>>>
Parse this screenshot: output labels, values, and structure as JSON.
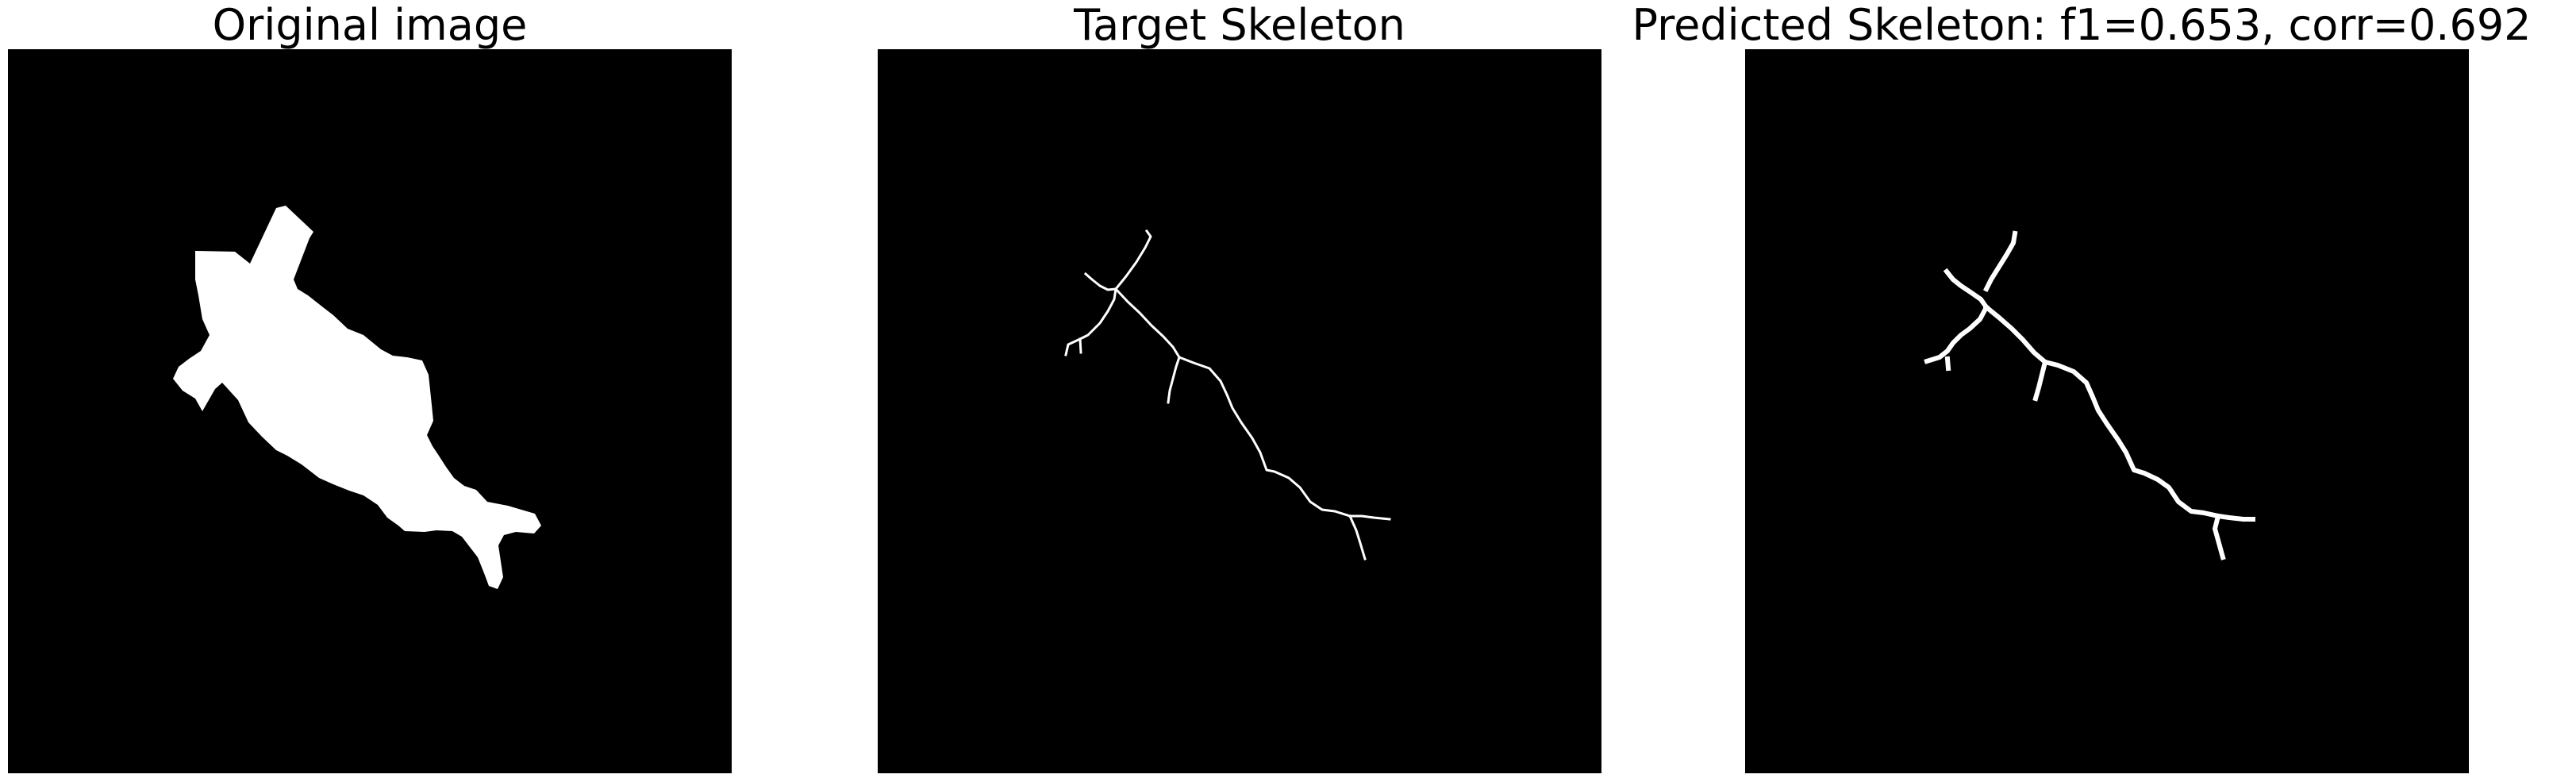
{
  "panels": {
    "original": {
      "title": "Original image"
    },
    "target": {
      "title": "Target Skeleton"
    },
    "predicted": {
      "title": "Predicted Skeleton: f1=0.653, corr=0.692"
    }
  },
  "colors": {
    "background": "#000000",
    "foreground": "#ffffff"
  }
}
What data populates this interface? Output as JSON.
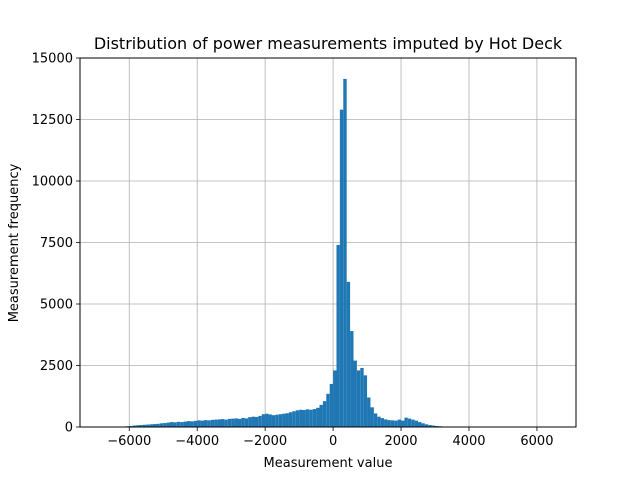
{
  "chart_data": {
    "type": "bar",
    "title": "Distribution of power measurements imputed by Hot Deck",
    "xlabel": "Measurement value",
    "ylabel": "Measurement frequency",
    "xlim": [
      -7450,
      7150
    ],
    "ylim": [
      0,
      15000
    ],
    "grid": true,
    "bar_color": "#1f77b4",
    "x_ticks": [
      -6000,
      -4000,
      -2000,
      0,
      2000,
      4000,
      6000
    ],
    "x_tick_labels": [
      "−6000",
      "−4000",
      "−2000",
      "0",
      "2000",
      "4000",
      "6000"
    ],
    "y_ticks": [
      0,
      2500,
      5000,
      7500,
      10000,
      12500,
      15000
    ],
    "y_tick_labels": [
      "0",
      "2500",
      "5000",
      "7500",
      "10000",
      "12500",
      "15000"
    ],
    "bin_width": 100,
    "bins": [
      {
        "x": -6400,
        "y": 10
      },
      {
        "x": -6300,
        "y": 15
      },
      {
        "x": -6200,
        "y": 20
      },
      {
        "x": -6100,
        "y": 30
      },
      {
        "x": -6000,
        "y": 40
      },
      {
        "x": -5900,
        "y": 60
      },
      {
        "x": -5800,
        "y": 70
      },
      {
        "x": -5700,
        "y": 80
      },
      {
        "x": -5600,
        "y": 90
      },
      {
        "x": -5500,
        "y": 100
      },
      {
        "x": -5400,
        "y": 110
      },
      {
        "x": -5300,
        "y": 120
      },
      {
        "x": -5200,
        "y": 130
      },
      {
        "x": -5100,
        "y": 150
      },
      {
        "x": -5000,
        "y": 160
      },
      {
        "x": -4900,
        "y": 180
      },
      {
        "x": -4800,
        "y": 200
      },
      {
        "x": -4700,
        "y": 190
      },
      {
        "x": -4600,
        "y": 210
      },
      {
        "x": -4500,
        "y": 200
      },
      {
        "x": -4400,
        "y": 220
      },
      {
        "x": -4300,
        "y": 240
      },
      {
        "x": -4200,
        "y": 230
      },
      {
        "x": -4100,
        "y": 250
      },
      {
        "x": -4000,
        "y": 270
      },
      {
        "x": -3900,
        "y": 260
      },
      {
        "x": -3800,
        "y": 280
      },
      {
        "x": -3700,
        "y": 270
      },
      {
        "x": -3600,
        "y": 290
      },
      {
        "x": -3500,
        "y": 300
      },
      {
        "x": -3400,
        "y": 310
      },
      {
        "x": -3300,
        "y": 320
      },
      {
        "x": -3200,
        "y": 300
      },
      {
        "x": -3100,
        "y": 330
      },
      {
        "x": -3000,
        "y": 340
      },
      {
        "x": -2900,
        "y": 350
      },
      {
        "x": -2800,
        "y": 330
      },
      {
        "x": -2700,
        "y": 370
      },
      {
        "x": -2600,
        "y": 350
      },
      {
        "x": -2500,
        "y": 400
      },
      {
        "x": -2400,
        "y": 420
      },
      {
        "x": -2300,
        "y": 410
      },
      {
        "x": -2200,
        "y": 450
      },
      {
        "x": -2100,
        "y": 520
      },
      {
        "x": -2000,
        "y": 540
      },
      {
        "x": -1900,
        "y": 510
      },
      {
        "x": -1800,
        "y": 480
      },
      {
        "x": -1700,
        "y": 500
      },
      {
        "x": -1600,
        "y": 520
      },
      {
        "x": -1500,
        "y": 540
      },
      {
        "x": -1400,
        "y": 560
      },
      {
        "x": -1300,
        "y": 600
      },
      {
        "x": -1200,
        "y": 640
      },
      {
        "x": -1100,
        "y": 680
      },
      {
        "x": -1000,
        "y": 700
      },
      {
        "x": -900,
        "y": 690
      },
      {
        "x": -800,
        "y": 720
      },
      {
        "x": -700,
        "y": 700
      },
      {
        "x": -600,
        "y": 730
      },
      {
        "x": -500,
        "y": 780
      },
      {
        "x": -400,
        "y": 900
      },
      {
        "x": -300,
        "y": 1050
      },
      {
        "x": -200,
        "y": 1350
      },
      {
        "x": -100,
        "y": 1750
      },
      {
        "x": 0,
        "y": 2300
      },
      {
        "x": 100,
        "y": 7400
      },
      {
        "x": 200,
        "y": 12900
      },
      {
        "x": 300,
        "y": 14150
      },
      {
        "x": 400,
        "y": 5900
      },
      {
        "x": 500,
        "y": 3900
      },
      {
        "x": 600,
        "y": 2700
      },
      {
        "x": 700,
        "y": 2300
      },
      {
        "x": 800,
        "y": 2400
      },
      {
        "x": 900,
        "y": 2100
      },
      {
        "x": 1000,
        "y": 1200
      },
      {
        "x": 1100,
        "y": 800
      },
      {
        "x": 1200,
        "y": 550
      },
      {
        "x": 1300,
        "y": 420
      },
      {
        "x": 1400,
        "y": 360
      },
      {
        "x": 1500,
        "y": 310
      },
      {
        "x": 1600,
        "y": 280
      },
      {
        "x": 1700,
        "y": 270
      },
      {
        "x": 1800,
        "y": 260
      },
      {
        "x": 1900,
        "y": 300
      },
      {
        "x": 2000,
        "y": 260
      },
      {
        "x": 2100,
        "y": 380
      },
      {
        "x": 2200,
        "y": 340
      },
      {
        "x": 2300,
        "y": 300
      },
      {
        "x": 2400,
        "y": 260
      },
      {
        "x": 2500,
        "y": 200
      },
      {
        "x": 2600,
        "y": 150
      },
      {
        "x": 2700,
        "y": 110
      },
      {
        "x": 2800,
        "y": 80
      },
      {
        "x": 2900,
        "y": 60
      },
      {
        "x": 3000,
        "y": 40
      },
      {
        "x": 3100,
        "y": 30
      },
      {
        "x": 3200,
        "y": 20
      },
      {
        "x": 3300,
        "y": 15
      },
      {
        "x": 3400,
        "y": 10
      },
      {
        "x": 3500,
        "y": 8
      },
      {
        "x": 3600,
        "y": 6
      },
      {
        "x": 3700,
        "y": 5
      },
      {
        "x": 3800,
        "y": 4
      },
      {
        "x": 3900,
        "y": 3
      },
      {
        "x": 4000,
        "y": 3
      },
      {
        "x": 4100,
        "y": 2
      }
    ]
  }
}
<<<
- _Exercise task_:
Pick out every line of the listing containing the word "Skeleton", and show those lines.

- _Output of the exercise_:
      "title": "Target Skeleton"
      "title": "Predicted Skeleton: f1=0.653, corr=0.692"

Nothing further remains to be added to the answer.